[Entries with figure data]

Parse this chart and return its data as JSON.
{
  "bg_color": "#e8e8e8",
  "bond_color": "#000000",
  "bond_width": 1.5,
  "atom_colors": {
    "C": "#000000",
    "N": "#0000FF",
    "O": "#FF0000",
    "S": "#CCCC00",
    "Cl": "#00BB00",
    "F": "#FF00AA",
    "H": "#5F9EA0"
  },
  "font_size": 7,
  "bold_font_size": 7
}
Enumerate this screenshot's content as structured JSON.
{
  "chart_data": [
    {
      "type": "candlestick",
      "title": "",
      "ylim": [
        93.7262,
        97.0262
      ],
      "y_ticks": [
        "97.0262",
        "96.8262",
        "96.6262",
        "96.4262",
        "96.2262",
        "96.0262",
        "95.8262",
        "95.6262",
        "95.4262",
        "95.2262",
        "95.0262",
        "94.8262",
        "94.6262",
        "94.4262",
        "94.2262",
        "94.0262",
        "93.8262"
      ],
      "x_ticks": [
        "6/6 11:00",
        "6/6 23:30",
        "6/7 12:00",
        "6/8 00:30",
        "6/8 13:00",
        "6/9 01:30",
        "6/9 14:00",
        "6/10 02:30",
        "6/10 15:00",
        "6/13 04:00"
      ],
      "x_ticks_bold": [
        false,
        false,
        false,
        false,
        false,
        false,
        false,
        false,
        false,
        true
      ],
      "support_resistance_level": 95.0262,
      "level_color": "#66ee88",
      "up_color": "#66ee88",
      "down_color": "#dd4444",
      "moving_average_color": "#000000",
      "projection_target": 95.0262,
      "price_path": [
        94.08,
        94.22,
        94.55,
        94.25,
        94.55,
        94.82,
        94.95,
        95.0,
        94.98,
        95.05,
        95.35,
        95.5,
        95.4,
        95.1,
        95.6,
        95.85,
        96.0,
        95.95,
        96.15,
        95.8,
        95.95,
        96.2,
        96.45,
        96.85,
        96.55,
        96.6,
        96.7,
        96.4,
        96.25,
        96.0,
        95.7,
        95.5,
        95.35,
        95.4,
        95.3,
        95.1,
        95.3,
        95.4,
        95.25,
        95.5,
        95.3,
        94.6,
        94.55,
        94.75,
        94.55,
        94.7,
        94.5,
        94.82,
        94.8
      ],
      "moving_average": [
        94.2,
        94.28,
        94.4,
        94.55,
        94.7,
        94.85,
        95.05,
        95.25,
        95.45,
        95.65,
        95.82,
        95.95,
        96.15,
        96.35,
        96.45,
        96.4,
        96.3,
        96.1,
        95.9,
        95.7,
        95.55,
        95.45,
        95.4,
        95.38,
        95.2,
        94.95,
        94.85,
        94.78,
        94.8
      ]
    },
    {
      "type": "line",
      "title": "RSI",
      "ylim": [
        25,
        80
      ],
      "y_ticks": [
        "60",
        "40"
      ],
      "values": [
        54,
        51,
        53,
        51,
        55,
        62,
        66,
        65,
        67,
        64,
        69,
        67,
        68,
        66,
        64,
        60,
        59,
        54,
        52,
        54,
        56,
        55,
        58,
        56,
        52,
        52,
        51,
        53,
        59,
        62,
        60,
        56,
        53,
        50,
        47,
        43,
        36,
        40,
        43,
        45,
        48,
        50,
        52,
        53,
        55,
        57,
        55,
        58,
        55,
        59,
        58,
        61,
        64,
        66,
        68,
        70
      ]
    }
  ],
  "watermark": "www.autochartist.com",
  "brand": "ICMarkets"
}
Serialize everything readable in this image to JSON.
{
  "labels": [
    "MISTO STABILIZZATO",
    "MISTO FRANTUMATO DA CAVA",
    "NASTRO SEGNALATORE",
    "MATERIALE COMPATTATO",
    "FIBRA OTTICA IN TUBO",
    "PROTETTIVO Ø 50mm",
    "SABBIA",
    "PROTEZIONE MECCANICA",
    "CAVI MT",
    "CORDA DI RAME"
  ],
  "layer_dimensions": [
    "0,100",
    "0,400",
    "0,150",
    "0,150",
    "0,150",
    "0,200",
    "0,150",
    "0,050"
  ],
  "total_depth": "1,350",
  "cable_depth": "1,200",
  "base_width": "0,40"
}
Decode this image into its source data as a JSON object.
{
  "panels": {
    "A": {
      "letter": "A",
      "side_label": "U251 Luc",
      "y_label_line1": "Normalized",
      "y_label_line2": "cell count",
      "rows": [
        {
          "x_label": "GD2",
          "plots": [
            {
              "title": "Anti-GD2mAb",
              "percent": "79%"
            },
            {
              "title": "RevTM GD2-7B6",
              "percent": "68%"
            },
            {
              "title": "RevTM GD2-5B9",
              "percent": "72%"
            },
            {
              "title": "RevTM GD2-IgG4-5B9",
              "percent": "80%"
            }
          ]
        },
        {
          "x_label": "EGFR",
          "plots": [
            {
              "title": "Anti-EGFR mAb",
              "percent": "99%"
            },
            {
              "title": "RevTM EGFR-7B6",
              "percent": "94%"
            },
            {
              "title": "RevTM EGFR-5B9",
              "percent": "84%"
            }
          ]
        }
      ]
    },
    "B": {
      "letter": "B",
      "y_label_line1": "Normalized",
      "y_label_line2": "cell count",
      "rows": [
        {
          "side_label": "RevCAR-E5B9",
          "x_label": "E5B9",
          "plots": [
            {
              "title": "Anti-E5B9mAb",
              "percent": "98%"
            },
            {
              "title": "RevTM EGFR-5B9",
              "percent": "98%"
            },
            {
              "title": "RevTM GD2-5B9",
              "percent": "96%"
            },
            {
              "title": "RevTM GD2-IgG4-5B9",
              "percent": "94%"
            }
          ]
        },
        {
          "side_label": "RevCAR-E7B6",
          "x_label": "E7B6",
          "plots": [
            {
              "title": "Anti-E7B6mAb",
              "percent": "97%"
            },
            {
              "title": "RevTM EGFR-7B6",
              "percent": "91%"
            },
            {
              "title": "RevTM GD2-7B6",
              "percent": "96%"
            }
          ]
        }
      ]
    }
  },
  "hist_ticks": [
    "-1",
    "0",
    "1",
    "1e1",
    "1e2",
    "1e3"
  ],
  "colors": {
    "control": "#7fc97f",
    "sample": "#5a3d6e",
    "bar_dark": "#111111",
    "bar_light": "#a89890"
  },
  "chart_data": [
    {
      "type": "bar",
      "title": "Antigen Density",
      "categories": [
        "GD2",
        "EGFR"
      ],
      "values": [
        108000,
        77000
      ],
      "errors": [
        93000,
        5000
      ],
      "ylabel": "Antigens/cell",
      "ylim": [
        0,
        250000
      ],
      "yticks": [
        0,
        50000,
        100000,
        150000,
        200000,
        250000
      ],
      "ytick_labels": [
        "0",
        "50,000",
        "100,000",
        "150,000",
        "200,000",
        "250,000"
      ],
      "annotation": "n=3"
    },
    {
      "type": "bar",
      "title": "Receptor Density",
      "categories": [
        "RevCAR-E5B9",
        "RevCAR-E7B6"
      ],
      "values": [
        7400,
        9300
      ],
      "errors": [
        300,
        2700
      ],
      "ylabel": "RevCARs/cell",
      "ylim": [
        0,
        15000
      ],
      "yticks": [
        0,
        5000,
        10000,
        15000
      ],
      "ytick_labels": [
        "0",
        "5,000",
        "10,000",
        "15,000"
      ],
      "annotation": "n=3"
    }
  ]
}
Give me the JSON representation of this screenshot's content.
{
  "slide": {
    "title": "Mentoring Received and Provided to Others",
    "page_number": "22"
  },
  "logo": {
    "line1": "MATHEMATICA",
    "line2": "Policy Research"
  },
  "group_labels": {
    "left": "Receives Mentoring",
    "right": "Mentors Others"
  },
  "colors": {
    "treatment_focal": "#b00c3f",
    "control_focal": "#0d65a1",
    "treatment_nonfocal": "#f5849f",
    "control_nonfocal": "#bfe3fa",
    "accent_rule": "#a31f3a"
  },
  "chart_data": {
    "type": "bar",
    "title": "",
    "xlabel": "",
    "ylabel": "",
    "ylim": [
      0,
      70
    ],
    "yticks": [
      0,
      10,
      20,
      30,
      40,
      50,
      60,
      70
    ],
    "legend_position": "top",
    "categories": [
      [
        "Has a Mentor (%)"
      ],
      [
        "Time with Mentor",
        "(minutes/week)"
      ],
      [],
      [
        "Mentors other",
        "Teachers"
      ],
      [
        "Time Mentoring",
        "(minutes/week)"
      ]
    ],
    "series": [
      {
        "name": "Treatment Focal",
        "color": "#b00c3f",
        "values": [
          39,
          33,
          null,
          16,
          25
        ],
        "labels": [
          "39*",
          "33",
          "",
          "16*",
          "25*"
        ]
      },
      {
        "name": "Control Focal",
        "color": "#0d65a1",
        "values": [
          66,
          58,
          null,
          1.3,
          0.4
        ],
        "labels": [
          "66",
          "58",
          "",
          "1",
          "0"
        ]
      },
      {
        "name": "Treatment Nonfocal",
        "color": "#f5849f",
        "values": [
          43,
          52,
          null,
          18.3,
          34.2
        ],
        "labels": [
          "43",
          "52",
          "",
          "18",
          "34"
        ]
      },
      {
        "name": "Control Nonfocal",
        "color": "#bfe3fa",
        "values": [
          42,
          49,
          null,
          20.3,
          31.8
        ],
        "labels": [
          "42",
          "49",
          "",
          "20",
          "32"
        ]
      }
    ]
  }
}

▸ PROMPT
From the entries above, list each line with "MISTO" in it.

▸ COMPLETE OUTPUT
    "MISTO STABILIZZATO",
    "MISTO FRANTUMATO DA CAVA",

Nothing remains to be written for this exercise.